(Chart and figure data)
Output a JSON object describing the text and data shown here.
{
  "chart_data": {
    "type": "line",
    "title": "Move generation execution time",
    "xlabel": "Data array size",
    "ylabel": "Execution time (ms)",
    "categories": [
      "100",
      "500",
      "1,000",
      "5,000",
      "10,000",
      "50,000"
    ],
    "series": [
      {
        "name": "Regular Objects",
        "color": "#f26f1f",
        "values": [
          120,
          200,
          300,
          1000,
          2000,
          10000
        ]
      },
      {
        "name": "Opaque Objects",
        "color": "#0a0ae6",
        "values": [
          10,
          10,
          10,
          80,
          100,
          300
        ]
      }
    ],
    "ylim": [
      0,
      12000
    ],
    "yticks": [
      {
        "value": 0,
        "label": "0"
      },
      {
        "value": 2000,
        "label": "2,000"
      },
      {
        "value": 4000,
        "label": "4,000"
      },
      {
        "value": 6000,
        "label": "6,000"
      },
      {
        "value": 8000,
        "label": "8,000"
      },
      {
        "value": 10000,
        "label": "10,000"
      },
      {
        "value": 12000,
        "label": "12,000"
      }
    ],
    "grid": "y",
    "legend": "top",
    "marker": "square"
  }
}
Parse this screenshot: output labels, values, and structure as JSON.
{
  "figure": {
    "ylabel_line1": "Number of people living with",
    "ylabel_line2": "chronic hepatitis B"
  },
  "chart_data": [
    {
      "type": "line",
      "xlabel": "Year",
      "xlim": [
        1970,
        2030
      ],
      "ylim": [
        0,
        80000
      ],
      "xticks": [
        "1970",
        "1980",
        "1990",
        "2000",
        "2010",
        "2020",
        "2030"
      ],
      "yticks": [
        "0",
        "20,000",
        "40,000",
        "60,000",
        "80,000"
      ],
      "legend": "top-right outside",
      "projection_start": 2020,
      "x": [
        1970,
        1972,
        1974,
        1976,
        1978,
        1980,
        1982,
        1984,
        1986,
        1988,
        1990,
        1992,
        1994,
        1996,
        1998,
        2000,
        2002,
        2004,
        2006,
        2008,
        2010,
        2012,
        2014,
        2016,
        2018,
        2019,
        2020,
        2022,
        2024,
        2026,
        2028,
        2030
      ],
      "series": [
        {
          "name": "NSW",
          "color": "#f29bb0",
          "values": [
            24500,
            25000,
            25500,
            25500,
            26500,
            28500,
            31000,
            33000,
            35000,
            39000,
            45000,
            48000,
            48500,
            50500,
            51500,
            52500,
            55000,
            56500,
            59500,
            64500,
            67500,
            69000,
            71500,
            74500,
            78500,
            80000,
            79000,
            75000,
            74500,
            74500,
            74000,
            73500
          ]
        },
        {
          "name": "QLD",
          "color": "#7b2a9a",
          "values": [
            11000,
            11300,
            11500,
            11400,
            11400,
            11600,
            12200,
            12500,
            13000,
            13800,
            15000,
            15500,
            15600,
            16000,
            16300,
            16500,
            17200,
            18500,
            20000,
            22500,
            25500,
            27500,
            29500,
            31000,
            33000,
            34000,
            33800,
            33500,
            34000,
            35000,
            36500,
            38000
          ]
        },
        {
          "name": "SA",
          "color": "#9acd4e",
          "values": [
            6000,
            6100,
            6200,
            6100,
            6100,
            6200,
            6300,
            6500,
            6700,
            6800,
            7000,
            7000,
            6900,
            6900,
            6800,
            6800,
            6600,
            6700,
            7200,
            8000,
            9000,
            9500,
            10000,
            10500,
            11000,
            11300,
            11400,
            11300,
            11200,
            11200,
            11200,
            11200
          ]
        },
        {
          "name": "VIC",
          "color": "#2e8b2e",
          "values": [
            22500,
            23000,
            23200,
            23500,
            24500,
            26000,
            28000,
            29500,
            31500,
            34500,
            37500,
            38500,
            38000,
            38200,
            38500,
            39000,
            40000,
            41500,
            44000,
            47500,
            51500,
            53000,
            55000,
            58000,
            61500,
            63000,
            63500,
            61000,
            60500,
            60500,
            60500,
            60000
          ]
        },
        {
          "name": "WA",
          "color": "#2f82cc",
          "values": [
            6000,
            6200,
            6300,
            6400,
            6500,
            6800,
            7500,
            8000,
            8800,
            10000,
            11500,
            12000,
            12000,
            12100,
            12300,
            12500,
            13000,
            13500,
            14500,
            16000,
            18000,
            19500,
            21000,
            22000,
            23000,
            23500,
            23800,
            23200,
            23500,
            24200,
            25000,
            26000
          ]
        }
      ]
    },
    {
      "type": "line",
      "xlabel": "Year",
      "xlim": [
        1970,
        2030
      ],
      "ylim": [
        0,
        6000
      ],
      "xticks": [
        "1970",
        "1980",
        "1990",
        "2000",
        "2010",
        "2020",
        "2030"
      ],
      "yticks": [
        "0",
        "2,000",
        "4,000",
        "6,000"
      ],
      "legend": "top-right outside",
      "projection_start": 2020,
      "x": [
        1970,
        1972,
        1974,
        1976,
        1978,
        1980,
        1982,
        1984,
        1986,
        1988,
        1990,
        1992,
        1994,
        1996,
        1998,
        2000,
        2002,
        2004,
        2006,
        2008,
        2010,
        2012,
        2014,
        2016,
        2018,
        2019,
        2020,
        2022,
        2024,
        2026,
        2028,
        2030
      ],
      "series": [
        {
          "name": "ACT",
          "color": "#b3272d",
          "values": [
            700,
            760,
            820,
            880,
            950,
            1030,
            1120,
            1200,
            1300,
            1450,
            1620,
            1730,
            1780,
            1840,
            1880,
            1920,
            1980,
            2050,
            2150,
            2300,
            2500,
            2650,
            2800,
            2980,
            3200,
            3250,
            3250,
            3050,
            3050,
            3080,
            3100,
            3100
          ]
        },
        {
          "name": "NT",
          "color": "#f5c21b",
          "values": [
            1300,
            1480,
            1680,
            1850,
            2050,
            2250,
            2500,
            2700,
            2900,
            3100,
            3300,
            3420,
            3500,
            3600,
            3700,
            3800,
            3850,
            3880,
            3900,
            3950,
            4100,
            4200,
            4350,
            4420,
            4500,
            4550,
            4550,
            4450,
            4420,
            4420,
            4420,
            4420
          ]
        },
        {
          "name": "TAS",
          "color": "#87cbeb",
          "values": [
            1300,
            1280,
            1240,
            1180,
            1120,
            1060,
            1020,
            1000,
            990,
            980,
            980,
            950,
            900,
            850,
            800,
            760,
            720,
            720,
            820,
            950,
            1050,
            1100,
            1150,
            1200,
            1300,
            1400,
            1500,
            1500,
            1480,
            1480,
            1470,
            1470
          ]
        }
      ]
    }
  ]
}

**Task to complete**
Return every entry exactly as given.

**Reply to the task**
Output a JSON object describing the text and data shown here.
{
  "chart_data": {
    "type": "line",
    "title": "Move generation execution time",
    "xlabel": "Data array size",
    "ylabel": "Execution time (ms)",
    "categories": [
      "100",
      "500",
      "1,000",
      "5,000",
      "10,000",
      "50,000"
    ],
    "series": [
      {
        "name": "Regular Objects",
        "color": "#f26f1f",
        "values": [
          120,
          200,
          300,
          1000,
          2000,
          10000
        ]
      },
      {
        "name": "Opaque Objects",
        "color": "#0a0ae6",
        "values": [
          10,
          10,
          10,
          80,
          100,
          300
        ]
      }
    ],
    "ylim": [
      0,
      12000
    ],
    "yticks": [
      {
        "value": 0,
        "label": "0"
      },
      {
        "value": 2000,
        "label": "2,000"
      },
      {
        "value": 4000,
        "label": "4,000"
      },
      {
        "value": 6000,
        "label": "6,000"
      },
      {
        "value": 8000,
        "label": "8,000"
      },
      {
        "value": 10000,
        "label": "10,000"
      },
      {
        "value": 12000,
        "label": "12,000"
      }
    ],
    "grid": "y",
    "legend": "top",
    "marker": "square"
  }
}
Parse this screenshot: output labels, values, and structure as JSON.
{
  "figure": {
    "ylabel_line1": "Number of people living with",
    "ylabel_line2": "chronic hepatitis B"
  },
  "chart_data": [
    {
      "type": "line",
      "xlabel": "Year",
      "xlim": [
        1970,
        2030
      ],
      "ylim": [
        0,
        80000
      ],
      "xticks": [
        "1970",
        "1980",
        "1990",
        "2000",
        "2010",
        "2020",
        "2030"
      ],
      "yticks": [
        "0",
        "20,000",
        "40,000",
        "60,000",
        "80,000"
      ],
      "legend": "top-right outside",
      "projection_start": 2020,
      "x": [
        1970,
        1972,
        1974,
        1976,
        1978,
        1980,
        1982,
        1984,
        1986,
        1988,
        1990,
        1992,
        1994,
        1996,
        1998,
        2000,
        2002,
        2004,
        2006,
        2008,
        2010,
        2012,
        2014,
        2016,
        2018,
        2019,
        2020,
        2022,
        2024,
        2026,
        2028,
        2030
      ],
      "series": [
        {
          "name": "NSW",
          "color": "#f29bb0",
          "values": [
            24500,
            25000,
            25500,
            25500,
            26500,
            28500,
            31000,
            33000,
            35000,
            39000,
            45000,
            48000,
            48500,
            50500,
            51500,
            52500,
            55000,
            56500,
            59500,
            64500,
            67500,
            69000,
            71500,
            74500,
            78500,
            80000,
            79000,
            75000,
            74500,
            74500,
            74000,
            73500
          ]
        },
        {
          "name": "QLD",
          "color": "#7b2a9a",
          "values": [
            11000,
            11300,
            11500,
            11400,
            11400,
            11600,
            12200,
            12500,
            13000,
            13800,
            15000,
            15500,
            15600,
            16000,
            16300,
            16500,
            17200,
            18500,
            20000,
            22500,
            25500,
            27500,
            29500,
            31000,
            33000,
            34000,
            33800,
            33500,
            34000,
            35000,
            36500,
            38000
          ]
        },
        {
          "name": "SA",
          "color": "#9acd4e",
          "values": [
            6000,
            6100,
            6200,
            6100,
            6100,
            6200,
            6300,
            6500,
            6700,
            6800,
            7000,
            7000,
            6900,
            6900,
            6800,
            6800,
            6600,
            6700,
            7200,
            8000,
            9000,
            9500,
            10000,
            10500,
            11000,
            11300,
            11400,
            11300,
            11200,
            11200,
            11200,
            11200
          ]
        },
        {
          "name": "VIC",
          "color": "#2e8b2e",
          "values": [
            22500,
            23000,
            23200,
            23500,
            24500,
            26000,
            28000,
            29500,
            31500,
            34500,
            37500,
            38500,
            38000,
            38200,
            38500,
            39000,
            40000,
            41500,
            44000,
            47500,
            51500,
            53000,
            55000,
            58000,
            61500,
            63000,
            63500,
            61000,
            60500,
            60500,
            60500,
            60000
          ]
        },
        {
          "name": "WA",
          "color": "#2f82cc",
          "values": [
            6000,
            6200,
            6300,
            6400,
            6500,
            6800,
            7500,
            8000,
            8800,
            10000,
            11500,
            12000,
            12000,
            12100,
            12300,
            12500,
            13000,
            13500,
            14500,
            16000,
            18000,
            19500,
            21000,
            22000,
            23000,
            23500,
            23800,
            23200,
            23500,
            24200,
            25000,
            26000
          ]
        }
      ]
    },
    {
      "type": "line",
      "xlabel": "Year",
      "xlim": [
        1970,
        2030
      ],
      "ylim": [
        0,
        6000
      ],
      "xticks": [
        "1970",
        "1980",
        "1990",
        "2000",
        "2010",
        "2020",
        "2030"
      ],
      "yticks": [
        "0",
        "2,000",
        "4,000",
        "6,000"
      ],
      "legend": "top-right outside",
      "projection_start": 2020,
      "x": [
        1970,
        1972,
        1974,
        1976,
        1978,
        1980,
        1982,
        1984,
        1986,
        1988,
        1990,
        1992,
        1994,
        1996,
        1998,
        2000,
        2002,
        2004,
        2006,
        2008,
        2010,
        2012,
        2014,
        2016,
        2018,
        2019,
        2020,
        2022,
        2024,
        2026,
        2028,
        2030
      ],
      "series": [
        {
          "name": "ACT",
          "color": "#b3272d",
          "values": [
            700,
            760,
            820,
            880,
            950,
            1030,
            1120,
            1200,
            1300,
            1450,
            1620,
            1730,
            1780,
            1840,
            1880,
            1920,
            1980,
            2050,
            2150,
            2300,
            2500,
            2650,
            2800,
            2980,
            3200,
            3250,
            3250,
            3050,
            3050,
            3080,
            3100,
            3100
          ]
        },
        {
          "name": "NT",
          "color": "#f5c21b",
          "values": [
            1300,
            1480,
            1680,
            1850,
            2050,
            2250,
            2500,
            2700,
            2900,
            3100,
            3300,
            3420,
            3500,
            3600,
            3700,
            3800,
            3850,
            3880,
            3900,
            3950,
            4100,
            4200,
            4350,
            4420,
            4500,
            4550,
            4550,
            4450,
            4420,
            4420,
            4420,
            4420
          ]
        },
        {
          "name": "TAS",
          "color": "#87cbeb",
          "values": [
            1300,
            1280,
            1240,
            1180,
            1120,
            1060,
            1020,
            1000,
            990,
            980,
            980,
            950,
            900,
            850,
            800,
            760,
            720,
            720,
            820,
            950,
            1050,
            1100,
            1150,
            1200,
            1300,
            1400,
            1500,
            1500,
            1480,
            1480,
            1470,
            1470
          ]
        }
      ]
    }
  ]
}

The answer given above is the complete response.